Data excerpts:

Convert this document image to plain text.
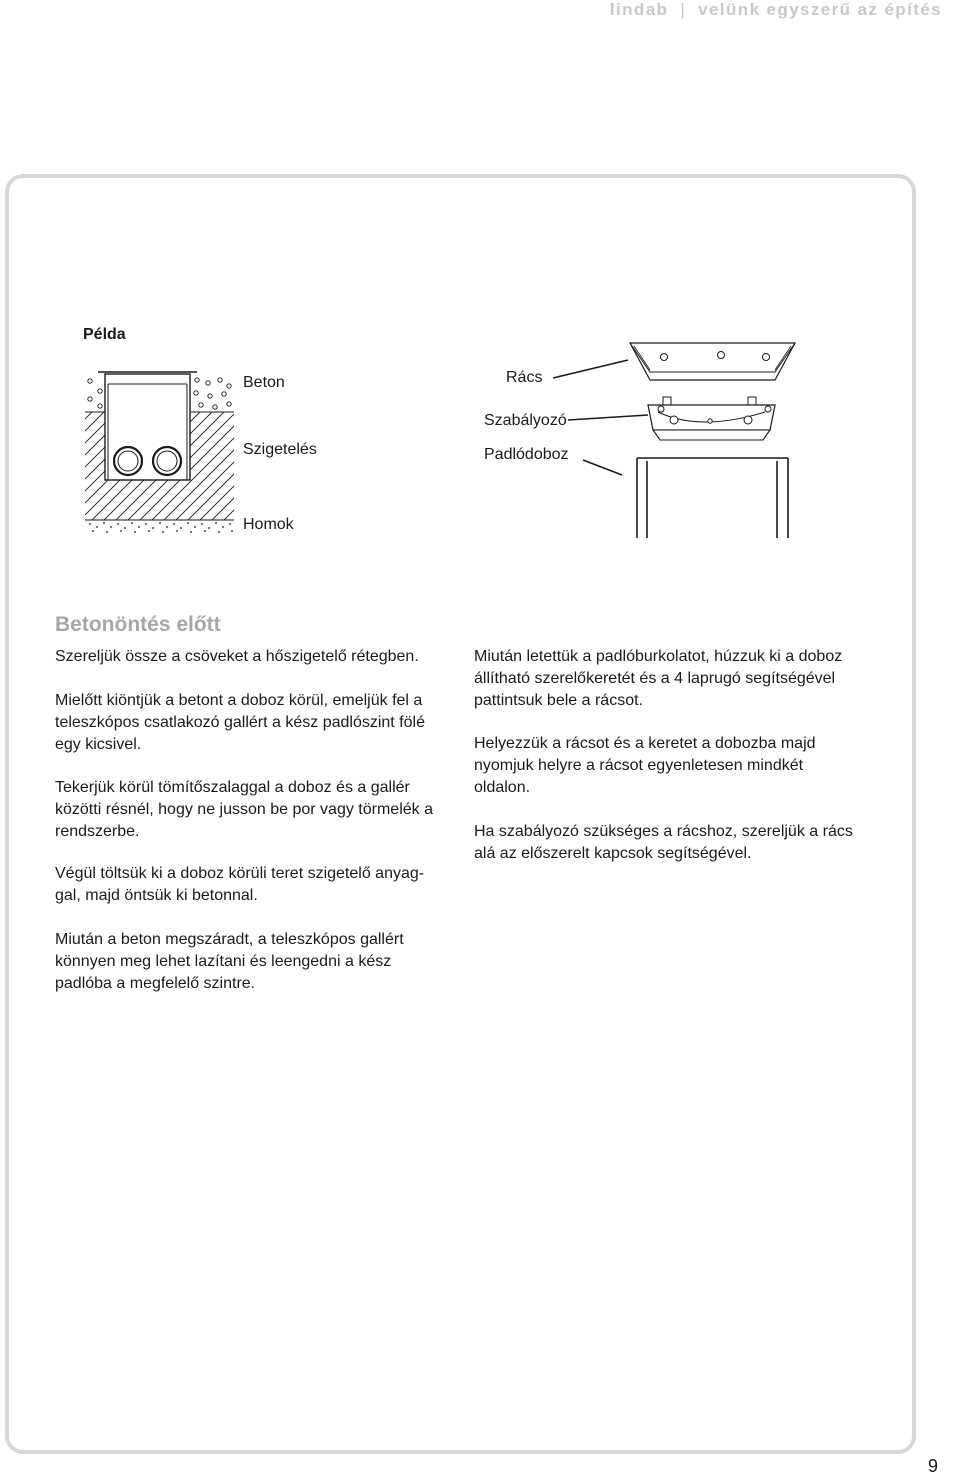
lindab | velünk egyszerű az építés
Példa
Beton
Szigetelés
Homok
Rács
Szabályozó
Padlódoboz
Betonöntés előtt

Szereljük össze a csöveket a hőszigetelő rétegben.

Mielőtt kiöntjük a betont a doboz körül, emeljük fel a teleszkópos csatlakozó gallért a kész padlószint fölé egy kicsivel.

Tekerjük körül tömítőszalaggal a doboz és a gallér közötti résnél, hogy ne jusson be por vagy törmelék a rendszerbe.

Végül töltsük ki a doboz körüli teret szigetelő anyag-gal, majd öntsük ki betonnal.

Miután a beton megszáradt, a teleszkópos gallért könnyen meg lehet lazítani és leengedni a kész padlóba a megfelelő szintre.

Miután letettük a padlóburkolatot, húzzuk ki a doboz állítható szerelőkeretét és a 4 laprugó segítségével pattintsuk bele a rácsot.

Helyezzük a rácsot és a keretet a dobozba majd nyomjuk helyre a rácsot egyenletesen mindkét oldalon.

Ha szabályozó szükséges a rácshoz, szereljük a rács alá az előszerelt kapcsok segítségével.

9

...

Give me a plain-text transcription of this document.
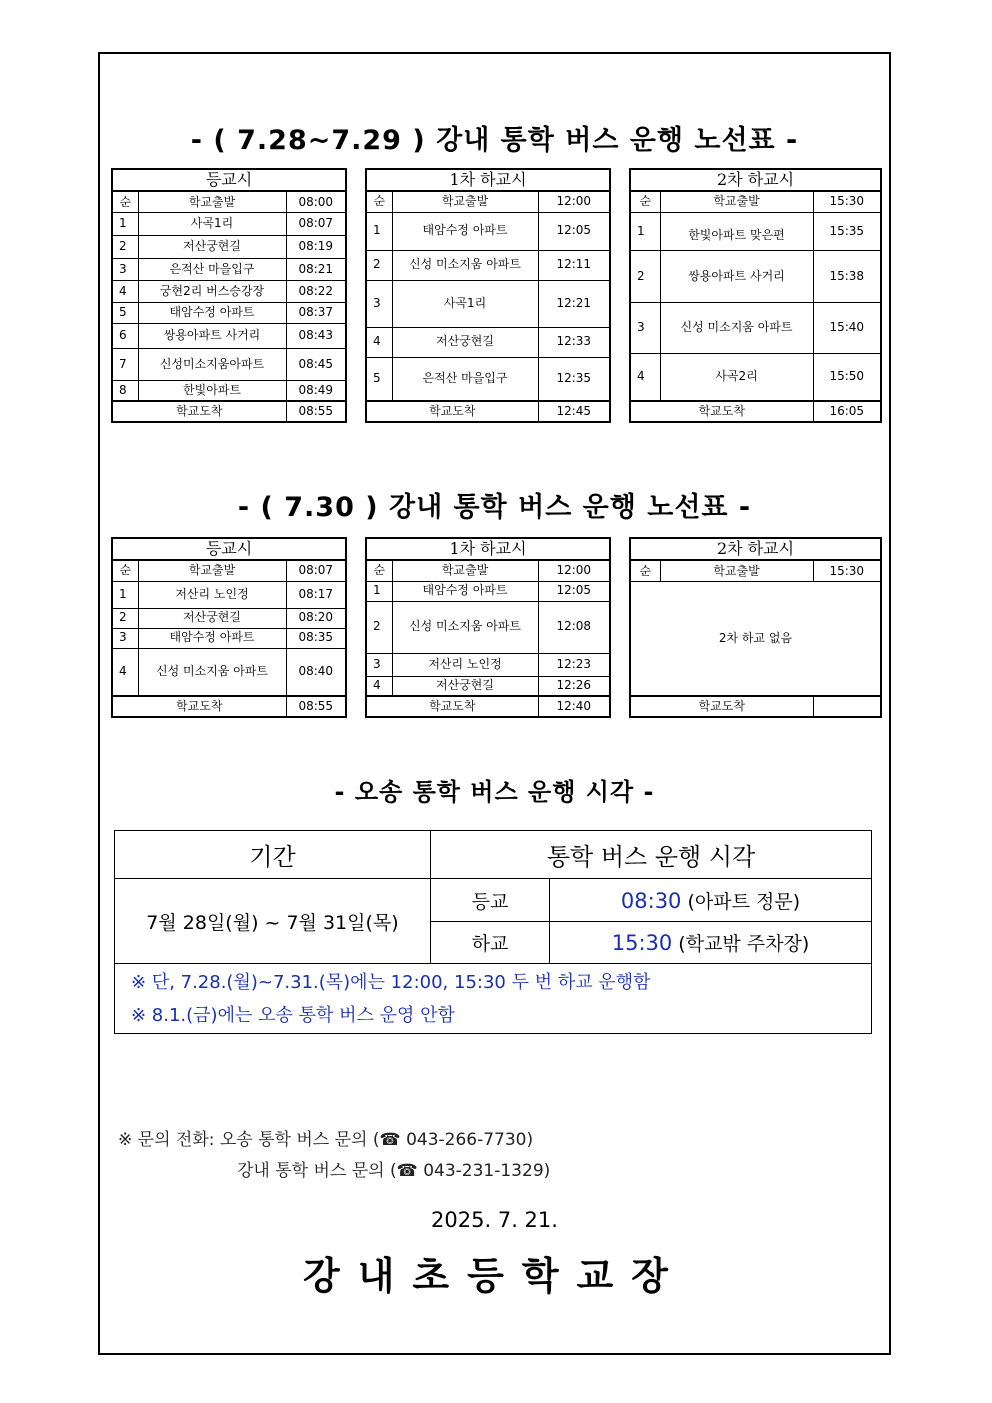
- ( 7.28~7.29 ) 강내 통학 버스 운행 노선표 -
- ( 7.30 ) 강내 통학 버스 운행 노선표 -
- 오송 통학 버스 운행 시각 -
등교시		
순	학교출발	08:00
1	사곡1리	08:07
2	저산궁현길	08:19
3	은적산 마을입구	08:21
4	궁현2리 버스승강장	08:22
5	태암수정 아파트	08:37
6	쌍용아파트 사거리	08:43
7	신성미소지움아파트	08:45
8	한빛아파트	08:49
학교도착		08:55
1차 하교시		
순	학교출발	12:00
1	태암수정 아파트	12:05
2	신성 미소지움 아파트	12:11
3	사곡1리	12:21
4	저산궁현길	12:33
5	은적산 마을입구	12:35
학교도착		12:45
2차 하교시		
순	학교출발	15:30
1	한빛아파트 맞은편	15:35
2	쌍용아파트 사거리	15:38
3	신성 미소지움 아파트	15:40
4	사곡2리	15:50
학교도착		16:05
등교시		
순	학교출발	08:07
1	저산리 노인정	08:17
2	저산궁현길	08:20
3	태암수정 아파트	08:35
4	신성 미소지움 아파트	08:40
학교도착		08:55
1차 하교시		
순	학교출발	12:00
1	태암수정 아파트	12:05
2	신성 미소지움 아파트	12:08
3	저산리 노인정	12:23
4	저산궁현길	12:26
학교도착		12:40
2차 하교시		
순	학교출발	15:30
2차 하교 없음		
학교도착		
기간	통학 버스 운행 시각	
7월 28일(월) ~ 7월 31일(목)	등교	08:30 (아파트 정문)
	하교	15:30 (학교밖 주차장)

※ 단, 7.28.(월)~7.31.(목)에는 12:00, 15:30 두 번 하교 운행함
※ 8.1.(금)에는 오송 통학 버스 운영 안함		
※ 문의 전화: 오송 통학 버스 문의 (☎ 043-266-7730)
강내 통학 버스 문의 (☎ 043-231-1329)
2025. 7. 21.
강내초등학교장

...

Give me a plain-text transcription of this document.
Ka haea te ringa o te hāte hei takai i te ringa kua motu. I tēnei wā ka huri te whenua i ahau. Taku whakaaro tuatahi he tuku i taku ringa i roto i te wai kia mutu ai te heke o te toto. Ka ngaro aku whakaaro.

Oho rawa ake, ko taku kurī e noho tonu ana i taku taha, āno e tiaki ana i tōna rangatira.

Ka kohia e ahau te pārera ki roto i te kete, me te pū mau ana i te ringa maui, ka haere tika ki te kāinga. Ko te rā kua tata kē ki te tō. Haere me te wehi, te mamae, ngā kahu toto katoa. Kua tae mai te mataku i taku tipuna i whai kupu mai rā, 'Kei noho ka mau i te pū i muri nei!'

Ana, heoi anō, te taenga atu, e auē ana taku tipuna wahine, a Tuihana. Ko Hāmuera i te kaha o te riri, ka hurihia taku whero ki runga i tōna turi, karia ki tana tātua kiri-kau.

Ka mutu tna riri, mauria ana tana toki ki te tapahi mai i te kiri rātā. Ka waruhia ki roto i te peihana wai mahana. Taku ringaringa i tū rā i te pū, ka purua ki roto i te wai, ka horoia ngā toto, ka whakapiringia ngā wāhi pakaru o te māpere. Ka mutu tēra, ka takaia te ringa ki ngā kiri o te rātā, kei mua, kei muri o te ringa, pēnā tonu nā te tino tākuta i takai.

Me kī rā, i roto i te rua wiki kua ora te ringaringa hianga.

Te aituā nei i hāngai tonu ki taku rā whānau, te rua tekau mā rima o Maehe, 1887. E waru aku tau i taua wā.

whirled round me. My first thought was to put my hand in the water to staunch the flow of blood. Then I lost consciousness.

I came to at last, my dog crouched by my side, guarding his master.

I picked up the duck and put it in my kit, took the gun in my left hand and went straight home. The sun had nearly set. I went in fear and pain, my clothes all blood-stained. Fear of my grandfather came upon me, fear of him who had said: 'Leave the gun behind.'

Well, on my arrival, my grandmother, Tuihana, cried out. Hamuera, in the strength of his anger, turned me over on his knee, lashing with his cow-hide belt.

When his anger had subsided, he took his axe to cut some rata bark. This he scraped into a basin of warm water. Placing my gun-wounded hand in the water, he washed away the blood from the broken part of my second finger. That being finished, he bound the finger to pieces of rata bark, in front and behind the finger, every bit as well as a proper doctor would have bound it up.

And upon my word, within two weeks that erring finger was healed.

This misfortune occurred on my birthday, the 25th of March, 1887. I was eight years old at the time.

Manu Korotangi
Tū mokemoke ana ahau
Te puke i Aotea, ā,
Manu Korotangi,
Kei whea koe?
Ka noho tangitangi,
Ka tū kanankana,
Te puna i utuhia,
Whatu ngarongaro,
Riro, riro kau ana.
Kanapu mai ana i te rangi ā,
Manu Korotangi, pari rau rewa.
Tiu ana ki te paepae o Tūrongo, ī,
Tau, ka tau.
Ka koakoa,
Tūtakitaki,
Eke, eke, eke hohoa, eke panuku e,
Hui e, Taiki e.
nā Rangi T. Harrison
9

PROBLEM STATEMENT
Every line above that contains the word "ringaringa" should be reported.

PROBLEM SOLUTION
Ka mutu tna riri, mauria ana tana toki ki te tapahi mai i te kiri rātā. Ka waruhia ki roto i te peihana wai mahana. Taku ringaringa i tū rā i te pū, ka purua ki roto i te wai, ka horoia ngā toto, ka whakapiringia ngā wāhi pakaru o te māpere. Ka mutu tēra, ka takaia te ringa ki ngā kiri o te rātā, kei mua, kei muri o te ringa, pēnā tonu nā te tino tākuta i takai.
Me kī rā, i roto i te rua wiki kua ora te ringaringa hianga.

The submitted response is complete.